▸ TASK: Quote the full listing word for word.

[Raw records]
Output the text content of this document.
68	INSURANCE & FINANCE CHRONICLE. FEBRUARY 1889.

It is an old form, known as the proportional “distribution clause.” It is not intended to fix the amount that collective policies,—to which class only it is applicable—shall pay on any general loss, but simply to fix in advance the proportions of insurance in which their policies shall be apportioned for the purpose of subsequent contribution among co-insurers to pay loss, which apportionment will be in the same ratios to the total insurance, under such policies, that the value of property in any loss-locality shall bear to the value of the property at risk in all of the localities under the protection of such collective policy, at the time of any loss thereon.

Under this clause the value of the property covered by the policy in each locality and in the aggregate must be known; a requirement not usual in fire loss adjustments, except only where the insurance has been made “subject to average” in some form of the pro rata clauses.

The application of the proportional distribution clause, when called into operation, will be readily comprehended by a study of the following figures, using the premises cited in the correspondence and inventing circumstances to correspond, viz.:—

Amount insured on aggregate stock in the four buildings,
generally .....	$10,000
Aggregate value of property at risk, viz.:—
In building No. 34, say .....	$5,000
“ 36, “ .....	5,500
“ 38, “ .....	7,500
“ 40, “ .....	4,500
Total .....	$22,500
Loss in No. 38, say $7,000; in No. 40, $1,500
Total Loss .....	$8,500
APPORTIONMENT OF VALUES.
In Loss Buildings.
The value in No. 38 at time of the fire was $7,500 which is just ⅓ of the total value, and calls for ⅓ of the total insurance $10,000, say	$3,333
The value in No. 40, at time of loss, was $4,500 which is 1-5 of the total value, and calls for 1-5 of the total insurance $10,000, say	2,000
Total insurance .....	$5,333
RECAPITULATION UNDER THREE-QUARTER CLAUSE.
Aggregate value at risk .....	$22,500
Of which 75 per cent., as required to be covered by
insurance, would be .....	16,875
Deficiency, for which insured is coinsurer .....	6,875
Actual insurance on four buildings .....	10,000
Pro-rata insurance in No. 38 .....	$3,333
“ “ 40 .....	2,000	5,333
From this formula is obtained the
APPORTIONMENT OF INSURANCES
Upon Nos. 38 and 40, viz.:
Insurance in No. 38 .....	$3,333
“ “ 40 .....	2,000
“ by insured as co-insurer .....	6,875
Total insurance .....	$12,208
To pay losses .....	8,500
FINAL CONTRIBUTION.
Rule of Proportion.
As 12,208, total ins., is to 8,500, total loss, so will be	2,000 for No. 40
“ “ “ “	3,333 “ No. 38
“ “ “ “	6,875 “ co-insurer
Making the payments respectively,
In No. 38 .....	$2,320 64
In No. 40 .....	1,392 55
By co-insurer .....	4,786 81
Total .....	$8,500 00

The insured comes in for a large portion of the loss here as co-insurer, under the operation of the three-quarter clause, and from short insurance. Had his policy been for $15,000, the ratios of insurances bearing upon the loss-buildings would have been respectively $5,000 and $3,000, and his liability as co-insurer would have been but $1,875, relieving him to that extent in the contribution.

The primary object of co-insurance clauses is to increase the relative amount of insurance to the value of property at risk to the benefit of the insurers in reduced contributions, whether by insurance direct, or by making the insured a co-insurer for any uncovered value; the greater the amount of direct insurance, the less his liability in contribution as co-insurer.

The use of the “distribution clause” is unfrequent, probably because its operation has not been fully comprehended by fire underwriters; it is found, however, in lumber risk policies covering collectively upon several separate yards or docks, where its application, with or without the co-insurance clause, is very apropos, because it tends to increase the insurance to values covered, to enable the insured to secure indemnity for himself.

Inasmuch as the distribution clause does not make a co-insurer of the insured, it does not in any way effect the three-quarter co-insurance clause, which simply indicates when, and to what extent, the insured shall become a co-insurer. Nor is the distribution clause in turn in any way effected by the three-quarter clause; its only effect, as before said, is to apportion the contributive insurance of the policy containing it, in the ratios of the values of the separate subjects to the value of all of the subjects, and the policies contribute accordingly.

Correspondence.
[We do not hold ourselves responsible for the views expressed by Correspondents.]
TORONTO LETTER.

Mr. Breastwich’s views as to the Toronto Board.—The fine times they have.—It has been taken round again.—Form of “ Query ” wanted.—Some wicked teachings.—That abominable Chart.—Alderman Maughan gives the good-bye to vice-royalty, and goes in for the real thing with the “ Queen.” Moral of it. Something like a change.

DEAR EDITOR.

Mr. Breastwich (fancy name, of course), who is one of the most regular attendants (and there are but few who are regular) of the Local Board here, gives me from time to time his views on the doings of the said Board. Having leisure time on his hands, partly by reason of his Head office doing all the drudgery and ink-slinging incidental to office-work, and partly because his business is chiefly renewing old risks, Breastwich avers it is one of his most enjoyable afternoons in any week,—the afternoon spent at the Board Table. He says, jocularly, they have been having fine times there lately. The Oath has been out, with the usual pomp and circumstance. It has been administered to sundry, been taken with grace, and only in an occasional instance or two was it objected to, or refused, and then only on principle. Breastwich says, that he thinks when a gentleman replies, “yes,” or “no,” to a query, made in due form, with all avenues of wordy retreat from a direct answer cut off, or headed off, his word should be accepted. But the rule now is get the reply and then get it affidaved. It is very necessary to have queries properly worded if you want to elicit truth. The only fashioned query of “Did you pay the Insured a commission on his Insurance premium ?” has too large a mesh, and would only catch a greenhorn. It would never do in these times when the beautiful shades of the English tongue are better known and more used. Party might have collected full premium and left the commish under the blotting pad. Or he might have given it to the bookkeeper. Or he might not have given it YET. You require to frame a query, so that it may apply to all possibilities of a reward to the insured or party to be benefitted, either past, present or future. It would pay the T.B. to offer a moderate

▸ TASK SOLUTION:
Output the text content of this document.
68	INSURANCE & FINANCE CHRONICLE. FEBRUARY 1889.

It is an old form, known as the proportional “distribution clause.” It is not intended to fix the amount that collective policies,—to which class only it is applicable—shall pay on any general loss, but simply to fix in advance the proportions of insurance in which their policies shall be apportioned for the purpose of subsequent contribution among co-insurers to pay loss, which apportionment will be in the same ratios to the total insurance, under such policies, that the value of property in any loss-locality shall bear to the value of the property at risk in all of the localities under the protection of such collective policy, at the time of any loss thereon.

Under this clause the value of the property covered by the policy in each locality and in the aggregate must be known; a requirement not usual in fire loss adjustments, except only where the insurance has been made “subject to average” in some form of the pro rata clauses.

The application of the proportional distribution clause, when called into operation, will be readily comprehended by a study of the following figures, using the premises cited in the correspondence and inventing circumstances to correspond, viz.:—

Amount insured on aggregate stock in the four buildings,
generally .....	$10,000
Aggregate value of property at risk, viz.:—
In building No. 34, say .....	$5,000
“ 36, “ .....	5,500
“ 38, “ .....	7,500
“ 40, “ .....	4,500
Total .....	$22,500
Loss in No. 38, say $7,000; in No. 40, $1,500
Total Loss .....	$8,500
APPORTIONMENT OF VALUES.
In Loss Buildings.
The value in No. 38 at time of the fire was $7,500 which is just ⅓ of the total value, and calls for ⅓ of the total insurance $10,000, say	$3,333
The value in No. 40, at time of loss, was $4,500 which is 1-5 of the total value, and calls for 1-5 of the total insurance $10,000, say	2,000
Total insurance .....	$5,333
RECAPITULATION UNDER THREE-QUARTER CLAUSE.
Aggregate value at risk .....	$22,500
Of which 75 per cent., as required to be covered by
insurance, would be .....	16,875
Deficiency, for which insured is coinsurer .....	6,875
Actual insurance on four buildings .....	10,000
Pro-rata insurance in No. 38 .....	$3,333
“ “ 40 .....	2,000	5,333
From this formula is obtained the
APPORTIONMENT OF INSURANCES
Upon Nos. 38 and 40, viz.:
Insurance in No. 38 .....	$3,333
“ “ 40 .....	2,000
“ by insured as co-insurer .....	6,875
Total insurance .....	$12,208
To pay losses .....	8,500
FINAL CONTRIBUTION.
Rule of Proportion.
As 12,208, total ins., is to 8,500, total loss, so will be	2,000 for No. 40
“ “ “ “	3,333 “ No. 38
“ “ “ “	6,875 “ co-insurer
Making the payments respectively,
In No. 38 .....	$2,320 64
In No. 40 .....	1,392 55
By co-insurer .....	4,786 81
Total .....	$8,500 00

The insured comes in for a large portion of the loss here as co-insurer, under the operation of the three-quarter clause, and from short insurance. Had his policy been for $15,000, the ratios of insurances bearing upon the loss-buildings would have been respectively $5,000 and $3,000, and his liability as co-insurer would have been but $1,875, relieving him to that extent in the contribution.

The primary object of co-insurance clauses is to increase the relative amount of insurance to the value of property at risk to the benefit of the insurers in reduced contributions, whether by insurance direct, or by making the insured a co-insurer for any uncovered value; the greater the amount of direct insurance, the less his liability in contribution as co-insurer.

The use of the “distribution clause” is unfrequent, probably because its operation has not been fully comprehended by fire underwriters; it is found, however, in lumber risk policies covering collectively upon several separate yards or docks, where its application, with or without the co-insurance clause, is very apropos, because it tends to increase the insurance to values covered, to enable the insured to secure indemnity for himself.

Inasmuch as the distribution clause does not make a co-insurer of the insured, it does not in any way effect the three-quarter co-insurance clause, which simply indicates when, and to what extent, the insured shall become a co-insurer. Nor is the distribution clause in turn in any way effected by the three-quarter clause; its only effect, as before said, is to apportion the contributive insurance of the policy containing it, in the ratios of the values of the separate subjects to the value of all of the subjects, and the policies contribute accordingly.

Correspondence.
[We do not hold ourselves responsible for the views expressed by Correspondents.]
TORONTO LETTER.

Mr. Breastwich’s views as to the Toronto Board.—The fine times they have.—It has been taken round again.—Form of “ Query ” wanted.—Some wicked teachings.—That abominable Chart.—Alderman Maughan gives the good-bye to vice-royalty, and goes in for the real thing with the “ Queen.” Moral of it. Something like a change.

DEAR EDITOR.

Mr. Breastwich (fancy name, of course), who is one of the most regular attendants (and there are but few who are regular) of the Local Board here, gives me from time to time his views on the doings of the said Board. Having leisure time on his hands, partly by reason of his Head office doing all the drudgery and ink-slinging incidental to office-work, and partly because his business is chiefly renewing old risks, Breastwich avers it is one of his most enjoyable afternoons in any week,—the afternoon spent at the Board Table. He says, jocularly, they have been having fine times there lately. The Oath has been out, with the usual pomp and circumstance. It has been administered to sundry, been taken with grace, and only in an occasional instance or two was it objected to, or refused, and then only on principle. Breastwich says, that he thinks when a gentleman replies, “yes,” or “no,” to a query, made in due form, with all avenues of wordy retreat from a direct answer cut off, or headed off, his word should be accepted. But the rule now is get the reply and then get it affidaved. It is very necessary to have queries properly worded if you want to elicit truth. The only fashioned query of “Did you pay the Insured a commission on his Insurance premium ?” has too large a mesh, and would only catch a greenhorn. It would never do in these times when the beautiful shades of the English tongue are better known and more used. Party might have collected full premium and left the commish under the blotting pad. Or he might have given it to the bookkeeper. Or he might not have given it YET. You require to frame a query, so that it may apply to all possibilities of a reward to the insured or party to be benefitted, either past, present or future. It would pay the T.B. to offer a moderate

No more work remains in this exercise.